-- begin MATERIAL FOR THIS EXERCISE --

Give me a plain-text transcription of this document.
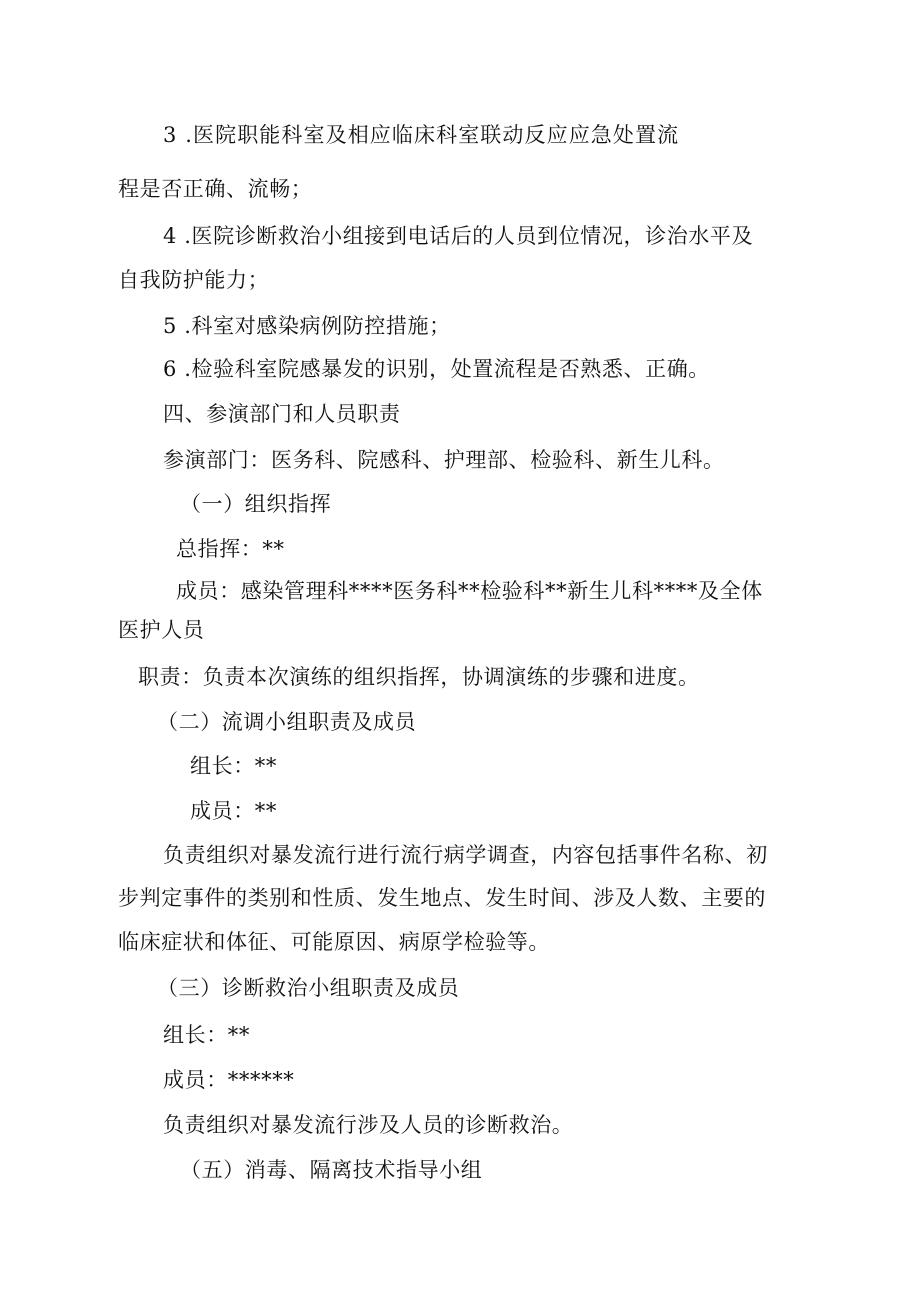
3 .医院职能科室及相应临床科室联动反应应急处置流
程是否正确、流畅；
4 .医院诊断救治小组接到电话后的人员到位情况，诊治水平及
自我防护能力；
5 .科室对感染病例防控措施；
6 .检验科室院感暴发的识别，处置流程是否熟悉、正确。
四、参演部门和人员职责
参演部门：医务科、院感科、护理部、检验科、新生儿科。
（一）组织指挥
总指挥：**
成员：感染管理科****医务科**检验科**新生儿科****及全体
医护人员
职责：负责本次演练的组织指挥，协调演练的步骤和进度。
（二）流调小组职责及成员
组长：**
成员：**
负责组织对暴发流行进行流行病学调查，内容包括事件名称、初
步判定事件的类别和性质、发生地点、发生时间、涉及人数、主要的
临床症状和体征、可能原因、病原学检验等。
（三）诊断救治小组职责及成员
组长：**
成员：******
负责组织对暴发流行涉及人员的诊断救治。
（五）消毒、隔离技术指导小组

-- end MATERIAL FOR THIS EXERCISE --
-- begin MATERIAL FOR THIS EXERCISE --

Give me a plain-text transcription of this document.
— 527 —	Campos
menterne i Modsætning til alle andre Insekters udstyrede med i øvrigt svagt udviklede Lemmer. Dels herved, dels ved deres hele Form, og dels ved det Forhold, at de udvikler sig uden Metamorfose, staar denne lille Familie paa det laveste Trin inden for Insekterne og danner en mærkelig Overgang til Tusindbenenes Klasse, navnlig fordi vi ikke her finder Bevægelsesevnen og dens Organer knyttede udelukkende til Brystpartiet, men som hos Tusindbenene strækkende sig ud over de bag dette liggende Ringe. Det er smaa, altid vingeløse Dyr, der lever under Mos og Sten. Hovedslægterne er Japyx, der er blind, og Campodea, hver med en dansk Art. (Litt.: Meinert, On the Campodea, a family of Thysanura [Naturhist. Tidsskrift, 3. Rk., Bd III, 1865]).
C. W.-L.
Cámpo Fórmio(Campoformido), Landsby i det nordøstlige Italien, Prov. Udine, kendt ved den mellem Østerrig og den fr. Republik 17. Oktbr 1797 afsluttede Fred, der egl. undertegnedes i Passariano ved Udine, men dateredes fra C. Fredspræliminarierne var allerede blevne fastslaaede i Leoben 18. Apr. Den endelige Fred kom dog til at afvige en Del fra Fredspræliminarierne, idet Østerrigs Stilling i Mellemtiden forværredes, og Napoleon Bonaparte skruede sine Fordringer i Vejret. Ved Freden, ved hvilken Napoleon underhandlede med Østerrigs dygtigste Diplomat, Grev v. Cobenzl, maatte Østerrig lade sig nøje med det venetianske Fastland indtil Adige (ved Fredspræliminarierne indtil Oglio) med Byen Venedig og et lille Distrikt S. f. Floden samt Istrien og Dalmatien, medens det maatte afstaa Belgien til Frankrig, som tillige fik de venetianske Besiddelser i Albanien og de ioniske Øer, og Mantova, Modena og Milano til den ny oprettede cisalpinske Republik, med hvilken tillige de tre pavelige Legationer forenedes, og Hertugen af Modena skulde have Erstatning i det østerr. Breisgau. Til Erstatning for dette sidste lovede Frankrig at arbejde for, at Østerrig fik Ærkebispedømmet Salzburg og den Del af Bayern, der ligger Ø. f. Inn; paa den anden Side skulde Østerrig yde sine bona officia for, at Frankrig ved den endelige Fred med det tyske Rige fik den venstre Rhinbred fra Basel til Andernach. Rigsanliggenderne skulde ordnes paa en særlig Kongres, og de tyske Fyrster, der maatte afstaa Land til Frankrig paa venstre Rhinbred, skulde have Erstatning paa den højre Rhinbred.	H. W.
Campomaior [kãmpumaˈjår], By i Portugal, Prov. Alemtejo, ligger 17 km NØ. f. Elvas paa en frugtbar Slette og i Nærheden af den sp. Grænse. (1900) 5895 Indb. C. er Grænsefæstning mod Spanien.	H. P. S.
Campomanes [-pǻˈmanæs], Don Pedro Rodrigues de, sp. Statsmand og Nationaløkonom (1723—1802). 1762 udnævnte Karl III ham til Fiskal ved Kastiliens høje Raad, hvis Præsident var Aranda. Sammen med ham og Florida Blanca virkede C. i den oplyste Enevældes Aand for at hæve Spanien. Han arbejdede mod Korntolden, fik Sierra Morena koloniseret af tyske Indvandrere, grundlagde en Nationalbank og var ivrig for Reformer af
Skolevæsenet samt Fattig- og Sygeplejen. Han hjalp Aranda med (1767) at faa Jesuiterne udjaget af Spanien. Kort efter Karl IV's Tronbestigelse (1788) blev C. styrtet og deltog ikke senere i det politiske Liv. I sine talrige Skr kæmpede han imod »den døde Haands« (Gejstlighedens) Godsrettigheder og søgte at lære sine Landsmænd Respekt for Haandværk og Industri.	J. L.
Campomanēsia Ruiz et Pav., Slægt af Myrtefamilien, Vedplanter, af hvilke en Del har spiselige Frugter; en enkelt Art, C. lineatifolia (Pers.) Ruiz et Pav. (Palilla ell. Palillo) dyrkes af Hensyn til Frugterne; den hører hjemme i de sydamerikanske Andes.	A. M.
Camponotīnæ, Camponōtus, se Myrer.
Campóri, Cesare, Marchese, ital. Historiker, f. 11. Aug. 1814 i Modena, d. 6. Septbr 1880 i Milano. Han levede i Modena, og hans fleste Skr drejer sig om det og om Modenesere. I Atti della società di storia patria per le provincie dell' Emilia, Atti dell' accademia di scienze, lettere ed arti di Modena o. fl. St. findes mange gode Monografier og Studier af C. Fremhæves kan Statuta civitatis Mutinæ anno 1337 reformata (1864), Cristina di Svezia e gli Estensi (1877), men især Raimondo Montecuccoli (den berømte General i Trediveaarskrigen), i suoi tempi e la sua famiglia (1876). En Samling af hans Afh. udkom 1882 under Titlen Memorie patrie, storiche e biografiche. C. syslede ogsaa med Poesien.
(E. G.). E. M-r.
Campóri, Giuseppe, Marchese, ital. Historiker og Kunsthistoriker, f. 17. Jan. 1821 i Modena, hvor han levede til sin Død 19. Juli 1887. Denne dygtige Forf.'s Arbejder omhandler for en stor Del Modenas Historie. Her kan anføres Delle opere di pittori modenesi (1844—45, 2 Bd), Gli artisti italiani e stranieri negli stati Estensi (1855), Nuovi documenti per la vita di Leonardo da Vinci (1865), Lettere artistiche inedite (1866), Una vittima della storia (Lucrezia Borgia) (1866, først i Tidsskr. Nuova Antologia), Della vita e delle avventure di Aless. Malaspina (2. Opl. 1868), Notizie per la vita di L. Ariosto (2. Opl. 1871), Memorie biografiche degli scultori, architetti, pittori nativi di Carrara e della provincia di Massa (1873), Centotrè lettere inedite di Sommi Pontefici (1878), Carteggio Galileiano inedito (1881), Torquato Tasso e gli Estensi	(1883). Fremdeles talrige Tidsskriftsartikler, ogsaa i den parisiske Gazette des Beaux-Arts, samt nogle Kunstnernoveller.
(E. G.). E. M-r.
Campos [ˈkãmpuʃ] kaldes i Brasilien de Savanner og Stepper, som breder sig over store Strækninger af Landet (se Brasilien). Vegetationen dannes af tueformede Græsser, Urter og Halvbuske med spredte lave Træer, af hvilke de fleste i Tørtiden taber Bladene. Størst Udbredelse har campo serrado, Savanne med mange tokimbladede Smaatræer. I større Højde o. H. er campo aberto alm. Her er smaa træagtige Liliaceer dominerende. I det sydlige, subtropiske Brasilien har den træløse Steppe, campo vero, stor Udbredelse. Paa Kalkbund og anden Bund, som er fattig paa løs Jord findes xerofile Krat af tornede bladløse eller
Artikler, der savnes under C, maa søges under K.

-- end MATERIAL FOR THIS EXERCISE --

# [STATED GOAL]
Say how many lines of the data include the word "新生儿科". Nothing other than the number should be given.

# [SOLUTION]
2